→ **The request**
Reproduce the items word for word, beginning with the line containing "R283 radius leader" and continuing through the line containing "svg-text:90: 90 <box>700 569 717 586</box>", both included.

** start of Record set **

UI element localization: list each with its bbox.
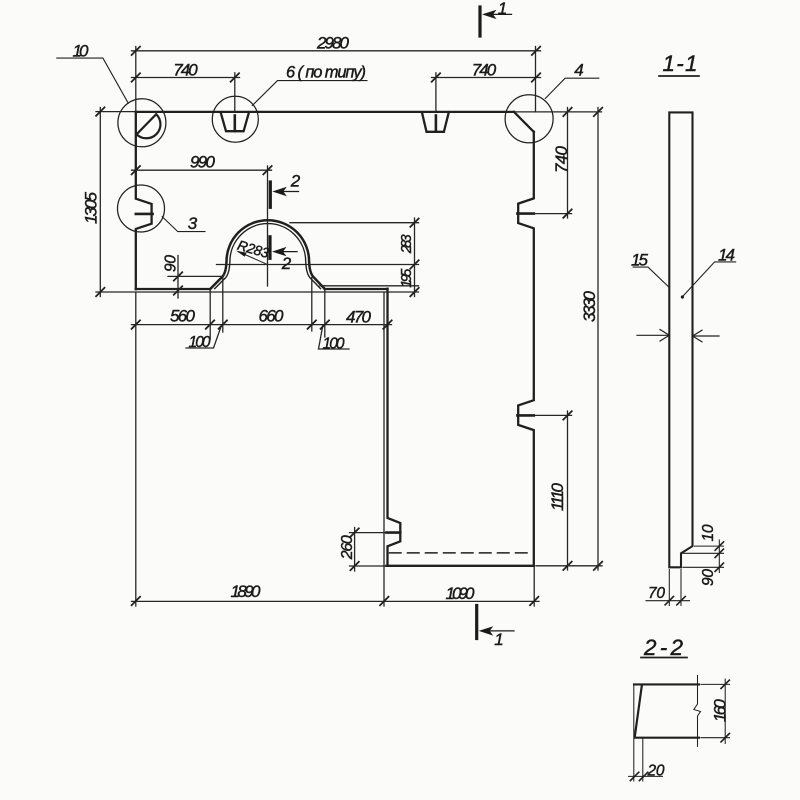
R283 radius leader with arrow <box>236 251 268 265</box>
1-1 panel outline <box>669 112 692 567</box>
dim line 2980 <box>132 50 541 52</box>
1-1 dim line 70 <box>646 600 690 602</box>
extension up from top-left corner <box>135 47 137 112</box>
svg-text:90: 90 <box>700 569 717 586</box>
pier notch center mark <box>387 531 401 534</box>
dim line 740 left <box>132 77 240 79</box>
svg-text:6 ( по типу): 6 ( по типу) <box>286 64 366 82</box>
detail circle 3 (left-edge notch) <box>118 185 165 232</box>
leader 15 <box>633 267 669 287</box>
section mark 2 top <box>270 182 298 207</box>
arch outer curve <box>210 220 325 289</box>
1-1 ticks <box>665 542 723 605</box>
chamfer-top extension for 90 dim <box>168 275 223 277</box>
svg-text:2980: 2980 <box>316 34 350 53</box>
svg-text:2-2: 2-2 <box>643 635 683 660</box>
extension below left foot chamfer bottom <box>209 291 211 340</box>
ticks 3330 <box>594 108 602 570</box>
dim line 1110 <box>567 411 569 570</box>
short thin extension right of arch foot <box>320 285 419 287</box>
svg-text:15: 15 <box>631 250 649 269</box>
right-edge notch 2 center mark <box>517 414 533 417</box>
svg-text:2: 2 <box>290 171 301 190</box>
shelf right segment <box>325 288 388 290</box>
2-2 left face thin <box>633 684 635 781</box>
svg-text:1890: 1890 <box>231 582 262 601</box>
dimension ticks (45 deg slashes) <box>96 47 602 606</box>
svg-text:260: 260 <box>339 535 356 560</box>
dim line 740 right <box>432 77 541 79</box>
svg-text:740: 740 <box>173 61 198 80</box>
dashed hidden line above bottom edge <box>390 552 534 554</box>
extension from right notch 2 center to 1110 dim <box>534 414 572 416</box>
leader for label 3 <box>162 217 205 232</box>
detail circle 4 (top-right corner) <box>505 95 553 143</box>
ticks 283/195 <box>410 219 418 297</box>
top edge notch 1 (trapez groove) <box>221 112 249 131</box>
dim line 1305 <box>99 108 101 297</box>
svg-text:1090: 1090 <box>446 584 476 603</box>
ticks 1305 <box>96 107 104 296</box>
2-2 ticks <box>630 680 729 781</box>
svg-text:990: 990 <box>190 152 216 171</box>
notch center thick marks <box>136 116 534 533</box>
svg-text:100: 100 <box>189 334 211 351</box>
svg-text:3330: 3330 <box>580 290 599 322</box>
ticks 260 <box>350 528 358 570</box>
2-2 bottom face <box>635 737 699 739</box>
ticks 990 <box>132 166 272 174</box>
extension below right foot chamfer bottom <box>324 291 326 338</box>
bottom edge extension left for 260 dim <box>350 565 387 567</box>
detail circle 10 (top-left corner) <box>118 99 166 147</box>
svg-text:283: 283 <box>399 234 415 254</box>
svg-text:560: 560 <box>170 307 196 326</box>
top notch 1 center mark <box>234 116 237 132</box>
ticks 90 <box>174 272 182 295</box>
leader 14 with end dot <box>682 262 735 297</box>
ticks 740 right <box>432 73 541 81</box>
ticks 740 vertical <box>563 108 571 218</box>
long pier extension down to bottom dim <box>383 292 385 606</box>
svg-text:2: 2 <box>281 254 292 273</box>
svg-text:160: 160 <box>710 699 729 723</box>
1305 top extension <box>96 111 136 113</box>
svg-text:470: 470 <box>346 307 372 326</box>
arch centre vertical extension (990) <box>267 166 269 286</box>
arch top extension to 283 dim <box>290 222 419 224</box>
leader for label 10 <box>57 58 129 103</box>
leader for label 4 <box>545 78 599 98</box>
ticks 740 left <box>132 73 239 81</box>
pier left edge with notch <box>388 289 401 566</box>
svg-text:1: 1 <box>494 630 503 649</box>
svg-text:1110: 1110 <box>548 482 567 511</box>
top notch 2 center mark <box>435 116 438 132</box>
2-2 dim line 20 <box>629 775 663 777</box>
2-2 tapered wedge edge <box>635 685 642 737</box>
long left extension from shelf to bottom dim <box>135 292 137 606</box>
dim line 260 <box>354 528 356 572</box>
left-edge notch center mark <box>136 213 153 216</box>
ticks 2980 <box>132 47 541 55</box>
1-1 thickness arrow left (open) <box>637 334 668 336</box>
svg-text:3: 3 <box>188 214 198 233</box>
right-edge notch 1 center mark <box>517 212 533 215</box>
svg-text:740: 740 <box>552 145 571 173</box>
svg-text:740: 740 <box>472 61 497 80</box>
extension below right foot chamfer top <box>311 278 313 332</box>
section mark 2 bottom <box>270 237 297 258</box>
svg-text:660: 660 <box>259 307 285 326</box>
extension from pier notch center to 260 dim <box>350 532 387 534</box>
leader 100 right <box>319 326 350 350</box>
extension below left foot chamfer top <box>222 278 224 333</box>
detail circle 6 (top notch) <box>212 96 258 142</box>
extension from bottom-right corner down <box>533 566 535 606</box>
left edge with notch <box>136 112 152 289</box>
svg-text:195: 195 <box>399 268 415 288</box>
1-1 extension lines for 10/90 dims <box>683 546 724 567</box>
dim line 740 vertical right <box>567 108 569 219</box>
dim line 283/195 <box>414 218 416 297</box>
arch springing horizontal extension (283/195 split) <box>217 264 419 266</box>
right edge with two notches <box>518 132 534 566</box>
extension from top notch 1 down through groove <box>234 73 236 112</box>
top edge of panel <box>136 111 514 113</box>
corner detail inside circle 10: half-disc with diagonal chord <box>137 114 161 138</box>
1-1 title underline <box>659 75 699 77</box>
ticks 560-660-470 <box>132 320 392 328</box>
2-2 dim line 160 <box>724 679 726 744</box>
bottom edge <box>386 565 533 567</box>
svg-text:20: 20 <box>647 762 665 779</box>
ticks 1890-1090 <box>132 597 539 605</box>
ticks 1110 <box>563 411 571 570</box>
svg-text:10: 10 <box>73 42 90 61</box>
2-2 right break line with zigzag <box>694 676 701 747</box>
dim line 3330 <box>597 108 599 571</box>
top edge notch 2 (trapez groove) <box>422 112 449 132</box>
1-1 extensions for 70 dim <box>669 570 681 606</box>
svg-text:100: 100 <box>323 335 345 352</box>
dim line 1890-1090 <box>132 600 540 602</box>
leader 100 left <box>186 325 222 348</box>
2-2 wedge extension down <box>642 739 644 781</box>
top edge extension to the right (thin continuation) <box>514 111 602 113</box>
section mark 1 bottom <box>477 606 514 639</box>
dim line 990 <box>132 169 272 171</box>
svg-text:1-1: 1-1 <box>663 51 698 76</box>
dim line 90 <box>177 256 179 299</box>
svg-text:10: 10 <box>700 524 717 541</box>
2-2 extensions for 160 dim <box>701 684 730 737</box>
arch inner curve <box>215 224 321 289</box>
shelf left segment <box>136 288 210 290</box>
1-1 dim line 10/90 <box>718 540 720 573</box>
2-2 title underline <box>641 657 687 659</box>
svg-text:70: 70 <box>648 585 665 602</box>
svg-text:90: 90 <box>163 255 180 272</box>
2-2 top face <box>634 683 699 685</box>
section mark 1 top <box>480 7 512 36</box>
svg-text:1305: 1305 <box>82 191 101 224</box>
svg-text:4: 4 <box>574 60 583 79</box>
svg-text:1: 1 <box>498 0 507 18</box>
extension from top notch 2 <box>435 73 437 112</box>
1-1 thickness arrow right (open) <box>695 335 720 337</box>
extension from bottom-right corner to 3330 dim <box>536 565 602 567</box>
long horizontal extension under shelf (195 dim) <box>96 291 419 293</box>
top-right chamfered corner <box>514 112 534 132</box>
svg-text:14: 14 <box>718 245 735 264</box>
extension from right notch 1 center to 740 dim <box>534 213 572 215</box>
dim line 560-660-470 <box>132 324 392 326</box>
extension up from top-right corner <box>535 47 537 112</box>
leader for label 6 <box>252 81 367 106</box>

** end of Record set **

→ **The output**
R283 radius leader with arrow <box>236 251 268 265</box>
1-1 panel outline <box>669 112 692 567</box>
dim line 2980 <box>132 50 541 52</box>
1-1 dim line 70 <box>646 600 690 602</box>
extension up from top-left corner <box>135 47 137 112</box>
svg-text:90: 90 <box>700 569 717 586</box>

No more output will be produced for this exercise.